(Bounding box annotations)
○ ○ ○ ○

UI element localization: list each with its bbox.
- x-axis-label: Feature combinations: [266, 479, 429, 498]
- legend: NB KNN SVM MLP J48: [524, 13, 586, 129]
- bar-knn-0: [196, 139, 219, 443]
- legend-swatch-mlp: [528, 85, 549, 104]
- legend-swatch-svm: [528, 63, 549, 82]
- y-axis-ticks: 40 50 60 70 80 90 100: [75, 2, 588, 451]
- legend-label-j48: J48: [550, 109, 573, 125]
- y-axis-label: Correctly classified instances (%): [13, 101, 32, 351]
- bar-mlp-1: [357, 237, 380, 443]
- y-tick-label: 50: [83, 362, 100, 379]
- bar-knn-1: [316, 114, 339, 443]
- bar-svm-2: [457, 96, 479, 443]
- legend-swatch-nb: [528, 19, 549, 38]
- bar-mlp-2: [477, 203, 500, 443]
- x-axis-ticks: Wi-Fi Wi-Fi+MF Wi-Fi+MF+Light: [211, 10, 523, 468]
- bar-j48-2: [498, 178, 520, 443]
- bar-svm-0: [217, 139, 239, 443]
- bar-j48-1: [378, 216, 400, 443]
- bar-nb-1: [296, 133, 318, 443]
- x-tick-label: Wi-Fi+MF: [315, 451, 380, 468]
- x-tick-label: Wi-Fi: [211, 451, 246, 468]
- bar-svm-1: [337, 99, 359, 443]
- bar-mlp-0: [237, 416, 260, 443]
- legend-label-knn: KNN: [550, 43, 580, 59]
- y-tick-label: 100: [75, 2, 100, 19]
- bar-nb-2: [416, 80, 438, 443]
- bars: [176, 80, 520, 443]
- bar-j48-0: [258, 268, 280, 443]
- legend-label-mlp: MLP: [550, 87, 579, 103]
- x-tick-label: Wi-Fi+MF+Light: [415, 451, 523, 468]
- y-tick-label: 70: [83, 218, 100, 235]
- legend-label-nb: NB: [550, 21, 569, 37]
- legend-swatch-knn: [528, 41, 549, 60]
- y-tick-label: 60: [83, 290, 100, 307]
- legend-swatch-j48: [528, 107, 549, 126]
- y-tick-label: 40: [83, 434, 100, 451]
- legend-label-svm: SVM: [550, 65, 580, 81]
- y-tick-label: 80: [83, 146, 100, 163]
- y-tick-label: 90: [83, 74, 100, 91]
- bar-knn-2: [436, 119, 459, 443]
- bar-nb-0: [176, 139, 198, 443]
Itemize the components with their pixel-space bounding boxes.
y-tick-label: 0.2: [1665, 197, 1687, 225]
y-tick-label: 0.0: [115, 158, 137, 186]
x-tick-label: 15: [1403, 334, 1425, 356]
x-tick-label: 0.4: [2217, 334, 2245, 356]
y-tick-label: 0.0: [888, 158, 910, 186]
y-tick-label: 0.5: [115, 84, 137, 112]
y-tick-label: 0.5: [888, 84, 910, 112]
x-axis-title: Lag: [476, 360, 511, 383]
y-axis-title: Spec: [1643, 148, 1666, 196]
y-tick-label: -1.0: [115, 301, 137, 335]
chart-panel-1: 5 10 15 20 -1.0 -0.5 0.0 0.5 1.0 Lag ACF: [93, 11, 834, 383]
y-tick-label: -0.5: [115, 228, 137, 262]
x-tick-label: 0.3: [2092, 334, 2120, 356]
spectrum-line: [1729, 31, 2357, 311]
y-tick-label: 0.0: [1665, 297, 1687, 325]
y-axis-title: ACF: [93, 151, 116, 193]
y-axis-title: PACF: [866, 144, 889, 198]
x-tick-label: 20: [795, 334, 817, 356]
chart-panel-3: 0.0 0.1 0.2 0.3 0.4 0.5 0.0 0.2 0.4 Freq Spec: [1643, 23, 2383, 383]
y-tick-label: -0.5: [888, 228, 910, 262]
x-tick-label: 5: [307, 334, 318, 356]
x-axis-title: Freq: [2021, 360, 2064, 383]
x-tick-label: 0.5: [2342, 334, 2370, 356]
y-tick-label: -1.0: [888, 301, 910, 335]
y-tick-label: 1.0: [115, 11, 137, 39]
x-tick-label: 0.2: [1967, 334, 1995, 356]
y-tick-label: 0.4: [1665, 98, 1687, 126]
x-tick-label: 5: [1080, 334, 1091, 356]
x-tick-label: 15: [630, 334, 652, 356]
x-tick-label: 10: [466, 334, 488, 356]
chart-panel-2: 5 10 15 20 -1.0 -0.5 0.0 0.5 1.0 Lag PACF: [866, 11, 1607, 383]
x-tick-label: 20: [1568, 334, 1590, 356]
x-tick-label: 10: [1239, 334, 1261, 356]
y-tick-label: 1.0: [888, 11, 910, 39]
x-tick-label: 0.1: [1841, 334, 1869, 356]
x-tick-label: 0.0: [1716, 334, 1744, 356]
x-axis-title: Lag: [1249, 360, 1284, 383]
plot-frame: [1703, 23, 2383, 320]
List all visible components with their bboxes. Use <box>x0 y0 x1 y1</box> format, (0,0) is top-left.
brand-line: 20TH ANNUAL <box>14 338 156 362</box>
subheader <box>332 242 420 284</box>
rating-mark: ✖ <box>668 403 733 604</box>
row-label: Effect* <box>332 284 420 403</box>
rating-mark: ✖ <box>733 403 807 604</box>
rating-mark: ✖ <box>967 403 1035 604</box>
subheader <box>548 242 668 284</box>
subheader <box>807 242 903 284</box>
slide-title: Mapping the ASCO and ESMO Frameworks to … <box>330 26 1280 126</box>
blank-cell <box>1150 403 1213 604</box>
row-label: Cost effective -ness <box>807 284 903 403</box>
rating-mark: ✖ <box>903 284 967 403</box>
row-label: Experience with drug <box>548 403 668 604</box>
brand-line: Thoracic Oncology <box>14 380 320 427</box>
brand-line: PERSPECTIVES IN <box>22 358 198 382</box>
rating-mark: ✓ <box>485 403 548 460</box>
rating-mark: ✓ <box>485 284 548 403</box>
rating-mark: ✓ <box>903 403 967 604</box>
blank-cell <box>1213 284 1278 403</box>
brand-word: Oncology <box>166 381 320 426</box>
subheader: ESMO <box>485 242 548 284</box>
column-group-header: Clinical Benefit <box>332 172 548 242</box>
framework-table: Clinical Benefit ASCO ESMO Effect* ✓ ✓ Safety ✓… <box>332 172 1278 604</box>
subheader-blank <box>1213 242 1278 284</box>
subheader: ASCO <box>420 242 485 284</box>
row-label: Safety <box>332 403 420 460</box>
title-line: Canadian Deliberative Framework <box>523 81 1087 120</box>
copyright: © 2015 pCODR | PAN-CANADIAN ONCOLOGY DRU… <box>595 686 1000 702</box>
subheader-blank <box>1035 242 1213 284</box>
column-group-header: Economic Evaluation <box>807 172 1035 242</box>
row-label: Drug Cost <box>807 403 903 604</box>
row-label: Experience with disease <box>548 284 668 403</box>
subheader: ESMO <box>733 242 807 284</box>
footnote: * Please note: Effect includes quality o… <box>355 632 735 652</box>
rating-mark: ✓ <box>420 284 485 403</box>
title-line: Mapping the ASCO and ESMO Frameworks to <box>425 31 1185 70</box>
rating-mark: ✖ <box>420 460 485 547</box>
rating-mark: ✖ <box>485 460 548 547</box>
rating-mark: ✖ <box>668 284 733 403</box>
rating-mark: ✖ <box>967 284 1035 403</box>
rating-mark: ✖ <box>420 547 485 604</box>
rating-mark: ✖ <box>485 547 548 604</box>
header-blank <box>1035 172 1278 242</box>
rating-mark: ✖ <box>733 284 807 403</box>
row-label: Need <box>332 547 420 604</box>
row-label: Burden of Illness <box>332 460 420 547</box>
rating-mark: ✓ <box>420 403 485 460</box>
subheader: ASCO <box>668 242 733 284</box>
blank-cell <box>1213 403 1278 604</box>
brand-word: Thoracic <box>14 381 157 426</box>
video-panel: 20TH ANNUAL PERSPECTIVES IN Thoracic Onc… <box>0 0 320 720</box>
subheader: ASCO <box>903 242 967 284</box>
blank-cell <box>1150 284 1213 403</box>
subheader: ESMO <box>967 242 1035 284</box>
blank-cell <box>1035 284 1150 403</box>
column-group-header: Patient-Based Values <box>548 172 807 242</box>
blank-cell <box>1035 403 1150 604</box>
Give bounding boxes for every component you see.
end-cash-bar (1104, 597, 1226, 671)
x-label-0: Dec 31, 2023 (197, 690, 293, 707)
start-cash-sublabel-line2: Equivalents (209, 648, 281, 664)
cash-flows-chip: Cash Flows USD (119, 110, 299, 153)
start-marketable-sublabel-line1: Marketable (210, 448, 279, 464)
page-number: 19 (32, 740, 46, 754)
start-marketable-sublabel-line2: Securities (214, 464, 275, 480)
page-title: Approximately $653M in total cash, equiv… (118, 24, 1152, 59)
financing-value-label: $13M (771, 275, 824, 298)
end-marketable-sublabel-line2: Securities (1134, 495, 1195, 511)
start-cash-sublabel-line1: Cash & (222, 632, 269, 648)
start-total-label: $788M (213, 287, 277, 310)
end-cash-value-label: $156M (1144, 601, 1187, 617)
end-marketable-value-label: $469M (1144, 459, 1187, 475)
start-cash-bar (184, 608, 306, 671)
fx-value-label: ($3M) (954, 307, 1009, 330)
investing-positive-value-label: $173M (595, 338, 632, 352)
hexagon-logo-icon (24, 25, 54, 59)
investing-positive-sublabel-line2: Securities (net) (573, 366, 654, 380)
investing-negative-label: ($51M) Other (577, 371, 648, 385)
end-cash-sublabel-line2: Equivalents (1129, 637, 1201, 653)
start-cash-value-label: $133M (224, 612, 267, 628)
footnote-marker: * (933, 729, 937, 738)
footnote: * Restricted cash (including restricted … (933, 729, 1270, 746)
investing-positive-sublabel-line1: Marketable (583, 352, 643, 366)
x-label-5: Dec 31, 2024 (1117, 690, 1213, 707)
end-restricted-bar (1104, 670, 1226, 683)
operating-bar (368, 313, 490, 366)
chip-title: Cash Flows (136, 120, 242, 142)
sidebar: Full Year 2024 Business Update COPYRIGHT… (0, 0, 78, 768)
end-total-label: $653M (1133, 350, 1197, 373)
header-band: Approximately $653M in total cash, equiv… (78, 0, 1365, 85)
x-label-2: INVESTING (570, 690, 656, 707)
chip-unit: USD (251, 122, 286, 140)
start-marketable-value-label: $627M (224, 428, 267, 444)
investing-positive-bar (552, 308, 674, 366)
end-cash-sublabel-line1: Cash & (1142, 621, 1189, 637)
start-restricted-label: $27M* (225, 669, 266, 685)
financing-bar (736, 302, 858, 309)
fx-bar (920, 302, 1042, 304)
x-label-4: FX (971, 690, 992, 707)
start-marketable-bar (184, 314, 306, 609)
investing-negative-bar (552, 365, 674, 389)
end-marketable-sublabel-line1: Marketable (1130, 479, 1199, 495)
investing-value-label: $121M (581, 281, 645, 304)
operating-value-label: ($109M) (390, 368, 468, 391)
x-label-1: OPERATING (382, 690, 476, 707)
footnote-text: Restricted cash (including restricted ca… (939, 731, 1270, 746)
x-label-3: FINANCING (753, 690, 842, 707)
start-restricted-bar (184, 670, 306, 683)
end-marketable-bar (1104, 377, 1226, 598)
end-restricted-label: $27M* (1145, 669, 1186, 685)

○ ○ ○ ○

**What the task asks**: Reproduce the listing verbatim, beginning at its first line and continuing through the line containing "- bar-mlp-0: [237, 416, 260, 443]", including both of those lines.

**Finished exercise**:
UI element localization: list each with its bbox.
- x-axis-label: Feature combinations: [266, 479, 429, 498]
- legend: NB KNN SVM MLP J48: [524, 13, 586, 129]
- bar-knn-0: [196, 139, 219, 443]
- legend-swatch-mlp: [528, 85, 549, 104]
- legend-swatch-svm: [528, 63, 549, 82]
- y-axis-ticks: 40 50 60 70 80 90 100: [75, 2, 588, 451]
- legend-label-j48: J48: [550, 109, 573, 125]
- y-axis-label: Correctly classified instances (%): [13, 101, 32, 351]
- bar-mlp-1: [357, 237, 380, 443]
- y-tick-label: 50: [83, 362, 100, 379]
- bar-knn-1: [316, 114, 339, 443]
- bar-svm-2: [457, 96, 479, 443]
- legend-swatch-nb: [528, 19, 549, 38]
- bar-mlp-2: [477, 203, 500, 443]
- x-axis-ticks: Wi-Fi Wi-Fi+MF Wi-Fi+MF+Light: [211, 10, 523, 468]
- bar-j48-2: [498, 178, 520, 443]
- bar-svm-0: [217, 139, 239, 443]
- bar-j48-1: [378, 216, 400, 443]
- bar-nb-1: [296, 133, 318, 443]
- x-tick-label: Wi-Fi+MF: [315, 451, 380, 468]
- x-tick-label: Wi-Fi: [211, 451, 246, 468]
- bar-svm-1: [337, 99, 359, 443]
- bar-mlp-0: [237, 416, 260, 443]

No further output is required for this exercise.